Collected data entries:

::::::

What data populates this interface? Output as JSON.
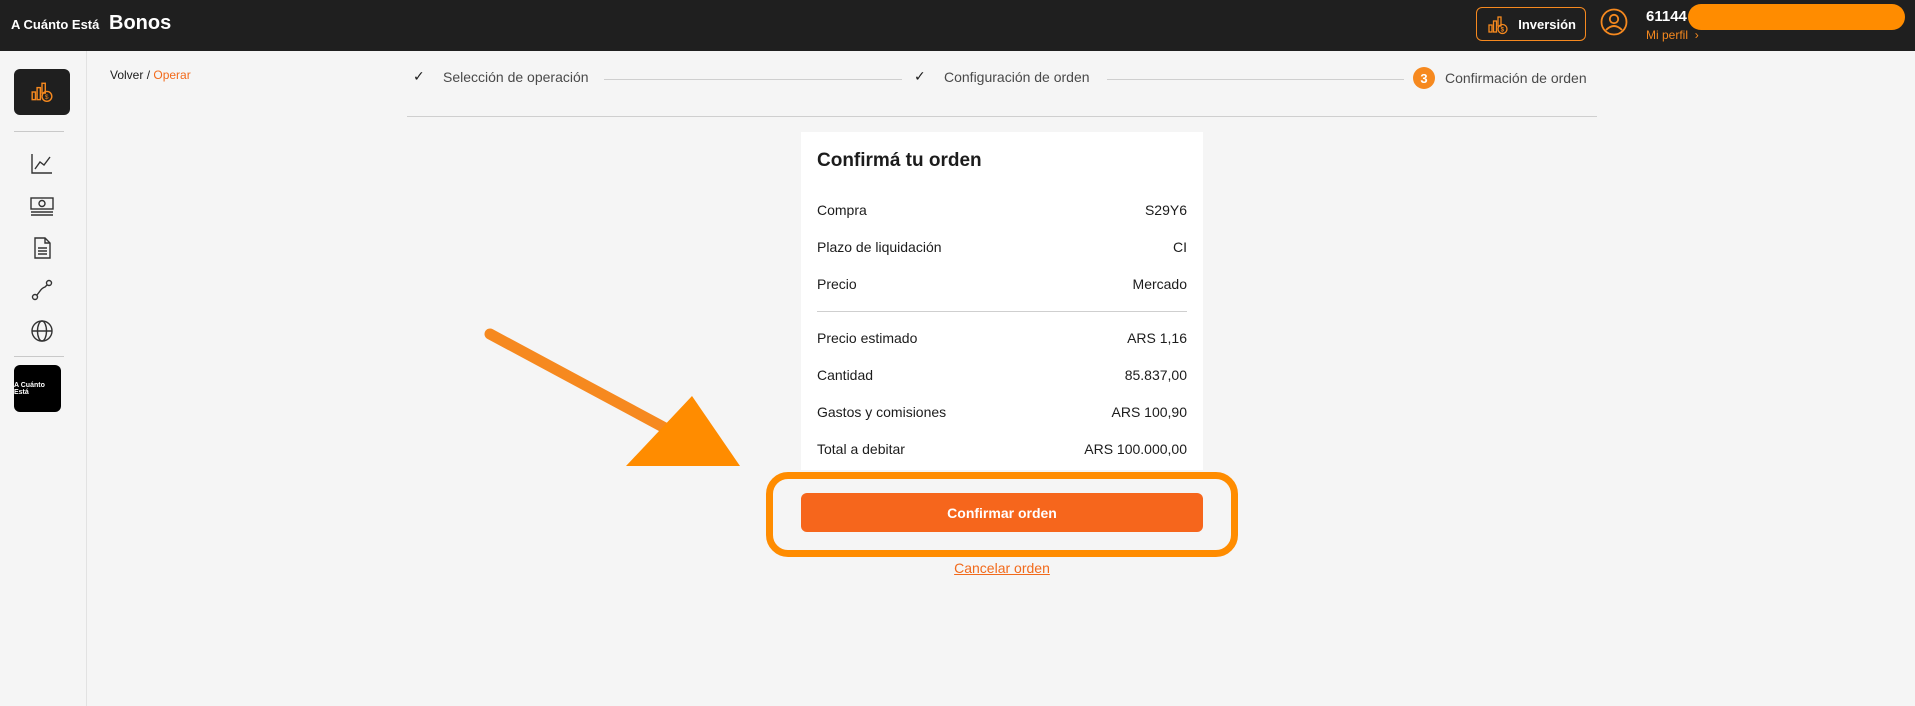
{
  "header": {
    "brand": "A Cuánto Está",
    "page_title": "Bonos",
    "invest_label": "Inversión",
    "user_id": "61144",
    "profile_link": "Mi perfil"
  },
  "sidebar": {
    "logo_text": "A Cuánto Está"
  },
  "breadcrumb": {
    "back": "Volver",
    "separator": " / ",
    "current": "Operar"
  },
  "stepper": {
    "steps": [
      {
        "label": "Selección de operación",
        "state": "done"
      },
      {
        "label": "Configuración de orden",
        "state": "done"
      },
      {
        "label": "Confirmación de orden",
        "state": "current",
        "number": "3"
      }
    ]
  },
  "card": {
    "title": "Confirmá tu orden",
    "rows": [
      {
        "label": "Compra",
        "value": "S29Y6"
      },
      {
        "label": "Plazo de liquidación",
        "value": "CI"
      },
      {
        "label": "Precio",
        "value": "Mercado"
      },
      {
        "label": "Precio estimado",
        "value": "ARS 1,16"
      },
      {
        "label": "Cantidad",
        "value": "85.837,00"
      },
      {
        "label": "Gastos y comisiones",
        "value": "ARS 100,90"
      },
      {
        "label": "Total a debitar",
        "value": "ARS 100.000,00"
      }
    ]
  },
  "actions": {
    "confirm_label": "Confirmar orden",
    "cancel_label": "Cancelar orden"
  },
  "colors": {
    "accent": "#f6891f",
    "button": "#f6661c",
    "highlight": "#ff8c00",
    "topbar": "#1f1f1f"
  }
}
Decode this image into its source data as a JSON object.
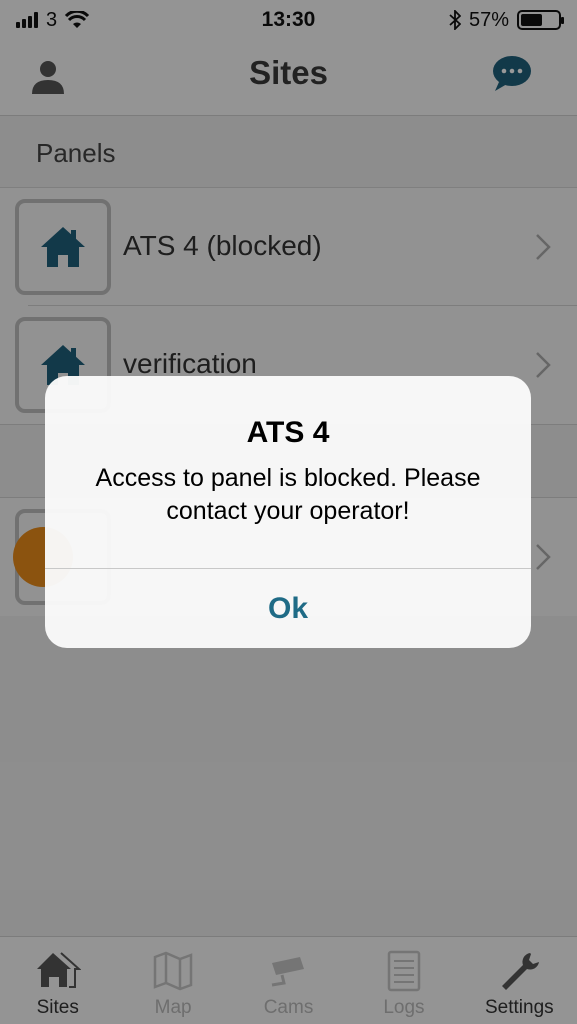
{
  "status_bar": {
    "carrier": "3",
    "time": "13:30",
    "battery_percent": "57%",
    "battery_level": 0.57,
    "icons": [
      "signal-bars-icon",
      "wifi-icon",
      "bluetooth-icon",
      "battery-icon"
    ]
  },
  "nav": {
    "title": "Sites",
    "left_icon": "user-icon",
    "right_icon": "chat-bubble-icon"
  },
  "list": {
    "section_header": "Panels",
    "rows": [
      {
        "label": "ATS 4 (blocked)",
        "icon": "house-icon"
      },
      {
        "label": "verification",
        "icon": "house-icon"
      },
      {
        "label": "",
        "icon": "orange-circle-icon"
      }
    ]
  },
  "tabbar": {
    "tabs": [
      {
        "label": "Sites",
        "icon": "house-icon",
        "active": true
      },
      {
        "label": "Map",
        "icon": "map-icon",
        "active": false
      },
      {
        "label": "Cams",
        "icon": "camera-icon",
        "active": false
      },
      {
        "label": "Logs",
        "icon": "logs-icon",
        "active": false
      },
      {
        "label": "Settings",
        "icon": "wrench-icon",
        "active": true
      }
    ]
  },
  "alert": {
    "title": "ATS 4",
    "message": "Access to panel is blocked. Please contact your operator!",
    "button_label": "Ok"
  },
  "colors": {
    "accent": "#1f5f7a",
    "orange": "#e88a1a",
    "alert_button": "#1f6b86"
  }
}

::::::

Every line of text is to be repeated exactly; pictures are left out.

__SOLUTION BELOW__:
What data populates this interface? Output as JSON.
{
  "header": {
    "brand": "A Cuánto Está",
    "page_title": "Bonos",
    "invest_label": "Inversión",
    "user_id": "61144",
    "profile_link": "Mi perfil"
  },
  "sidebar": {
    "logo_text": "A Cuánto Está"
  },
  "breadcrumb": {
    "back": "Volver",
    "separator": " / ",
    "current": "Operar"
  },
  "stepper": {
    "steps": [
      {
        "label": "Selección de operación",
        "state": "done"
      },
      {
        "label": "Configuración de orden",
        "state": "done"
      },
      {
        "label": "Confirmación de orden",
        "state": "current",
        "number": "3"
      }
    ]
  },
  "card": {
    "title": "Confirmá tu orden",
    "rows": [
      {
        "label": "Compra",
        "value": "S29Y6"
      },
      {
        "label": "Plazo de liquidación",
        "value": "CI"
      },
      {
        "label": "Precio",
        "value": "Mercado"
      },
      {
        "label": "Precio estimado",
        "value": "ARS 1,16"
      },
      {
        "label": "Cantidad",
        "value": "85.837,00"
      },
      {
        "label": "Gastos y comisiones",
        "value": "ARS 100,90"
      },
      {
        "label": "Total a debitar",
        "value": "ARS 100.000,00"
      }
    ]
  },
  "actions": {
    "confirm_label": "Confirmar orden",
    "cancel_label": "Cancelar orden"
  },
  "colors": {
    "accent": "#f6891f",
    "button": "#f6661c",
    "highlight": "#ff8c00",
    "topbar": "#1f1f1f"
  }
}
Decode this image into its source data as a JSON object.
{
  "status_bar": {
    "carrier": "3",
    "time": "13:30",
    "battery_percent": "57%",
    "battery_level": 0.57,
    "icons": [
      "signal-bars-icon",
      "wifi-icon",
      "bluetooth-icon",
      "battery-icon"
    ]
  },
  "nav": {
    "title": "Sites",
    "left_icon": "user-icon",
    "right_icon": "chat-bubble-icon"
  },
  "list": {
    "section_header": "Panels",
    "rows": [
      {
        "label": "ATS 4 (blocked)",
        "icon": "house-icon"
      },
      {
        "label": "verification",
        "icon": "house-icon"
      },
      {
        "label": "",
        "icon": "orange-circle-icon"
      }
    ]
  },
  "tabbar": {
    "tabs": [
      {
        "label": "Sites",
        "icon": "house-icon",
        "active": true
      },
      {
        "label": "Map",
        "icon": "map-icon",
        "active": false
      },
      {
        "label": "Cams",
        "icon": "camera-icon",
        "active": false
      },
      {
        "label": "Logs",
        "icon": "logs-icon",
        "active": false
      },
      {
        "label": "Settings",
        "icon": "wrench-icon",
        "active": true
      }
    ]
  },
  "alert": {
    "title": "ATS 4",
    "message": "Access to panel is blocked. Please contact your operator!",
    "button_label": "Ok"
  },
  "colors": {
    "accent": "#1f5f7a",
    "orange": "#e88a1a",
    "alert_button": "#1f6b86"
  }
}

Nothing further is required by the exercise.